TASK OBJECTIVE -
Tell how many lines include the string "code". Answer with a single number.

DATASET CONTENT -
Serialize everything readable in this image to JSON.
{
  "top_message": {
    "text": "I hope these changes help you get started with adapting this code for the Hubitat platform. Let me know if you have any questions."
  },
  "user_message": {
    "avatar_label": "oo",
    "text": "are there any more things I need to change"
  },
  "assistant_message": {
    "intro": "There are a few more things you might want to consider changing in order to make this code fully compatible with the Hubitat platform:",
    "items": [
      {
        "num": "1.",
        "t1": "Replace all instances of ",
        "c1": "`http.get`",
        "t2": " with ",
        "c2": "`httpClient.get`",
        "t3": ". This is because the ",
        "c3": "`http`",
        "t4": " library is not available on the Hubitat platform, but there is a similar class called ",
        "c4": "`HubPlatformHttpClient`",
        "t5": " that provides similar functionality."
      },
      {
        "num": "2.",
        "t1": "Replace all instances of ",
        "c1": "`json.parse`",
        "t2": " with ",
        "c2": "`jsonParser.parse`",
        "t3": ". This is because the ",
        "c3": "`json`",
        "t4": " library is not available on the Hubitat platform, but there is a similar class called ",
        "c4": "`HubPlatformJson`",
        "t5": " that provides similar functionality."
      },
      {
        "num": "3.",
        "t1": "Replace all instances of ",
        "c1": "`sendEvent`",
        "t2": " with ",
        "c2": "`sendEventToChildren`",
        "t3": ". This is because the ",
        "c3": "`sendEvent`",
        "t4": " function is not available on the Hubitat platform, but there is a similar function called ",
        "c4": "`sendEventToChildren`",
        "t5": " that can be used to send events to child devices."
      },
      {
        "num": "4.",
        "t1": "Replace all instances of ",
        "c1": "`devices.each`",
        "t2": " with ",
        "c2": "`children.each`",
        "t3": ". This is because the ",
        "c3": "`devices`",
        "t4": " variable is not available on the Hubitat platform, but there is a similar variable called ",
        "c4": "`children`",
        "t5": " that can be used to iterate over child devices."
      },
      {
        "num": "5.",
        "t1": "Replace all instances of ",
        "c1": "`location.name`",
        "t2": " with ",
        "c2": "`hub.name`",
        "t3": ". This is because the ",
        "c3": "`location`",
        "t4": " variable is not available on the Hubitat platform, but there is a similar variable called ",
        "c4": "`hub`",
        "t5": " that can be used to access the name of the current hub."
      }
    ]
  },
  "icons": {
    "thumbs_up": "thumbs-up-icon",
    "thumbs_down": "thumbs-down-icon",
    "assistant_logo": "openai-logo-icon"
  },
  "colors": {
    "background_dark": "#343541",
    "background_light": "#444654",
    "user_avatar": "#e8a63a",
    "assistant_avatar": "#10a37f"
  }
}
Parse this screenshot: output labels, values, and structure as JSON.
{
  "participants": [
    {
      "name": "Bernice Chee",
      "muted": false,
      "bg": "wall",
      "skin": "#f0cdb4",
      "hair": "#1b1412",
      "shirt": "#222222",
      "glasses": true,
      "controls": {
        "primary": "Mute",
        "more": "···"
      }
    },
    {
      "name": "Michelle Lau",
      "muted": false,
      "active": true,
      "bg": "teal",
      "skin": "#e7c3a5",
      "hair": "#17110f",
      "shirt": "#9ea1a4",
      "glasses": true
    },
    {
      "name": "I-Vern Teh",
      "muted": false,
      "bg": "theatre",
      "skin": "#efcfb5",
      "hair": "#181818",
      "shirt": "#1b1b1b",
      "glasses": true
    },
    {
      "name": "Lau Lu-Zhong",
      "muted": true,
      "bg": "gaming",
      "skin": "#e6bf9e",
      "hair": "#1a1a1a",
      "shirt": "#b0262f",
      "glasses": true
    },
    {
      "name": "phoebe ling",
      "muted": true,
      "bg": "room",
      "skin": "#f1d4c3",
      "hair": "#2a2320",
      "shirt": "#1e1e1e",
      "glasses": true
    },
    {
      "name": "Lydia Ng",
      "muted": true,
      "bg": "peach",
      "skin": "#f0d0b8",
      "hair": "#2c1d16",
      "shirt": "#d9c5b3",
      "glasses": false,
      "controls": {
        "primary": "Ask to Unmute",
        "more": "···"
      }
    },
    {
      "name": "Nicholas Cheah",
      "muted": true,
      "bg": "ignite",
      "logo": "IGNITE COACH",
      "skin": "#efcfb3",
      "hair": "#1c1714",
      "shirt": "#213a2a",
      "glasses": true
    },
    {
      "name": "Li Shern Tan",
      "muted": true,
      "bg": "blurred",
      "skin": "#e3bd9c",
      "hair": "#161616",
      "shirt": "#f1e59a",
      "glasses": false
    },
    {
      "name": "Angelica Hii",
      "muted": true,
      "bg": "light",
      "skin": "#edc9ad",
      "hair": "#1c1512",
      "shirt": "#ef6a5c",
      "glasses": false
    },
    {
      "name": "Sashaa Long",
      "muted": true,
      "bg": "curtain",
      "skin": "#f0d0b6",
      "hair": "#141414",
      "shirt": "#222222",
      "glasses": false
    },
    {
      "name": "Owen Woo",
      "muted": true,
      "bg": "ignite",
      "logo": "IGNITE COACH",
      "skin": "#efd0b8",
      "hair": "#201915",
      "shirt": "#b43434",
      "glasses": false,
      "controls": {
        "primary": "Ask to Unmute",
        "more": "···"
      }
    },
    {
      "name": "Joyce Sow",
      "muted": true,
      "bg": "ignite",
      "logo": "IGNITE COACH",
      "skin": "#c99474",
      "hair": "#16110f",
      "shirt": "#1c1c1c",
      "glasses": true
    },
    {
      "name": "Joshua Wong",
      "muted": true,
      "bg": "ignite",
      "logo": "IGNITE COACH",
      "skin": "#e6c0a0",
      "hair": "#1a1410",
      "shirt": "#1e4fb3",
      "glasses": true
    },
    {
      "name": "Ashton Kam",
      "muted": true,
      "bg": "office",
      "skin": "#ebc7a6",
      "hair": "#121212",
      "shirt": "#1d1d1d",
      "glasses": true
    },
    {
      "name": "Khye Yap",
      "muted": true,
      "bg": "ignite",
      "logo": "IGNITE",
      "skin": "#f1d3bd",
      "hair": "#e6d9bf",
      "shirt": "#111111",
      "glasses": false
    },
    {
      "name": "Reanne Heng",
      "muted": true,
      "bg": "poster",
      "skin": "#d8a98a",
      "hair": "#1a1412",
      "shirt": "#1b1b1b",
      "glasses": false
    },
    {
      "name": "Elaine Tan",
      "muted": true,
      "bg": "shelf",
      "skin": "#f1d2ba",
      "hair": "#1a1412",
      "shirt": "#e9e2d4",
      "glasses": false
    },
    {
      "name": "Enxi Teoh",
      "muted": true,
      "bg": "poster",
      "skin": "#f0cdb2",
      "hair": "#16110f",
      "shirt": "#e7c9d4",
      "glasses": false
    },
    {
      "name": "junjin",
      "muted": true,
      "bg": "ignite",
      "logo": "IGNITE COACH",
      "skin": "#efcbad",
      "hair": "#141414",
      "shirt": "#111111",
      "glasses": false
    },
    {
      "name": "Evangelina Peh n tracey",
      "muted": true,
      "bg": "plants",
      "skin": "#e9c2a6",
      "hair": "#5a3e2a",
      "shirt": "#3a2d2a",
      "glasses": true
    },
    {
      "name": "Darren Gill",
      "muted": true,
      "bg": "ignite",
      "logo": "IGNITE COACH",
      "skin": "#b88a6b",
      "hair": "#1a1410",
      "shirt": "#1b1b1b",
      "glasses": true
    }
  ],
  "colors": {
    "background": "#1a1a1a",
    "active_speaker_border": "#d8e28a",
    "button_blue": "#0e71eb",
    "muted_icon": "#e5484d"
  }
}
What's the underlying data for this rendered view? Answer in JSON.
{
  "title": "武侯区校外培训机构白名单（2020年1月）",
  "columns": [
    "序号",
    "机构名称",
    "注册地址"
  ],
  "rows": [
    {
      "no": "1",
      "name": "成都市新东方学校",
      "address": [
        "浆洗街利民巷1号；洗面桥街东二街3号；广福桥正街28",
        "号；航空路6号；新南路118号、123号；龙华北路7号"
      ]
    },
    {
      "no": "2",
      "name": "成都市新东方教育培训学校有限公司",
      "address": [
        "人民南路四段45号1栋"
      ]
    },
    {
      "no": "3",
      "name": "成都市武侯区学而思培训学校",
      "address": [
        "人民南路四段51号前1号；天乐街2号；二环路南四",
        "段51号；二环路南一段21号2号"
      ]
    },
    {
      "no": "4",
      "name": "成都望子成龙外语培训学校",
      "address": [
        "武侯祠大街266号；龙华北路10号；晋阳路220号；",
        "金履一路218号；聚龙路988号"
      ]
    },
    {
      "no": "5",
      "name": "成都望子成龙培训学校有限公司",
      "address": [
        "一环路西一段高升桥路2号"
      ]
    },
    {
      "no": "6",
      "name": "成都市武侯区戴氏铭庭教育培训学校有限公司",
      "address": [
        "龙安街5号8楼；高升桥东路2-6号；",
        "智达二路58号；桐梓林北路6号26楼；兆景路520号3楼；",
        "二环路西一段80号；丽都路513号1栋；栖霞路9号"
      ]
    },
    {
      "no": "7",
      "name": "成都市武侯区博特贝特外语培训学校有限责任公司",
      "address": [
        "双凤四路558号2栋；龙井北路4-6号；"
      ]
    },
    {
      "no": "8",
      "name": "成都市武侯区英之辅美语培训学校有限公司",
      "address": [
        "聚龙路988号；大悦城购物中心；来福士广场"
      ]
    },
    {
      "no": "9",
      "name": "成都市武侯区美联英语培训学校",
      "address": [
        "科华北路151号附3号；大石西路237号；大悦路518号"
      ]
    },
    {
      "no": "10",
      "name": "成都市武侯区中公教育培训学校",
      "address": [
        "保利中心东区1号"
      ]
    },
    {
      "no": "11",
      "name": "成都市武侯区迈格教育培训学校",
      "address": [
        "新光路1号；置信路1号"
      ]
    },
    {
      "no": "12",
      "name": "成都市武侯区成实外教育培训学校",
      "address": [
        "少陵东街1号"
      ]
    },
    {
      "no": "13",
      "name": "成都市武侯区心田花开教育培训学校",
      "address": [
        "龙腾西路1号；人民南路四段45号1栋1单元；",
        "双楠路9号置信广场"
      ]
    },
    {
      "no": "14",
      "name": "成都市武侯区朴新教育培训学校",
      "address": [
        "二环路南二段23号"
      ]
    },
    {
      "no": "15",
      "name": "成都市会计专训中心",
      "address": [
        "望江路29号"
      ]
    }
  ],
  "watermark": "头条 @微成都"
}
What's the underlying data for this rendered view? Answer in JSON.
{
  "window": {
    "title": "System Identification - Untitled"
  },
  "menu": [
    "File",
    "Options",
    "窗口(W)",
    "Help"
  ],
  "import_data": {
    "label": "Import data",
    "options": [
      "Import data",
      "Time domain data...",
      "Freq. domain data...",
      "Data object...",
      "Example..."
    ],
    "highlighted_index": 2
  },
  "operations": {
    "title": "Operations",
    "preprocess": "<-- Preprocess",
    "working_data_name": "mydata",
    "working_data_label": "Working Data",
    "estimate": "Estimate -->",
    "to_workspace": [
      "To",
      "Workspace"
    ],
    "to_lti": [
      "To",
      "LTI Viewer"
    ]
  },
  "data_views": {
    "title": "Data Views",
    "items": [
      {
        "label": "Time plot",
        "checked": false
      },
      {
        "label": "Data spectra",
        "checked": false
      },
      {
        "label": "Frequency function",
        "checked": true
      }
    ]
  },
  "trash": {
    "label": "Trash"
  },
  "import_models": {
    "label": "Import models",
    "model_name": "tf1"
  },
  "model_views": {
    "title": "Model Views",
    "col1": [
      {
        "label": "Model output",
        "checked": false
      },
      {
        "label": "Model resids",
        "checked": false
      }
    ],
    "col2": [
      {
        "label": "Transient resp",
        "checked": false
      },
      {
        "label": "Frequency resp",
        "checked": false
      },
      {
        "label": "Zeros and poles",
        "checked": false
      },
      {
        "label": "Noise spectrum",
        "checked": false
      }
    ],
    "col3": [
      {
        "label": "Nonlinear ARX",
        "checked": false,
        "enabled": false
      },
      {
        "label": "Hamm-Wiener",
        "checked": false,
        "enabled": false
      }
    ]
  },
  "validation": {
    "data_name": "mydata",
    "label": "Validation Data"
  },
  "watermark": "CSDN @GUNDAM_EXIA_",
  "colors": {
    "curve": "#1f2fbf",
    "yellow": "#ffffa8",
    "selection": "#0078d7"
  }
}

THE ANSWER -
2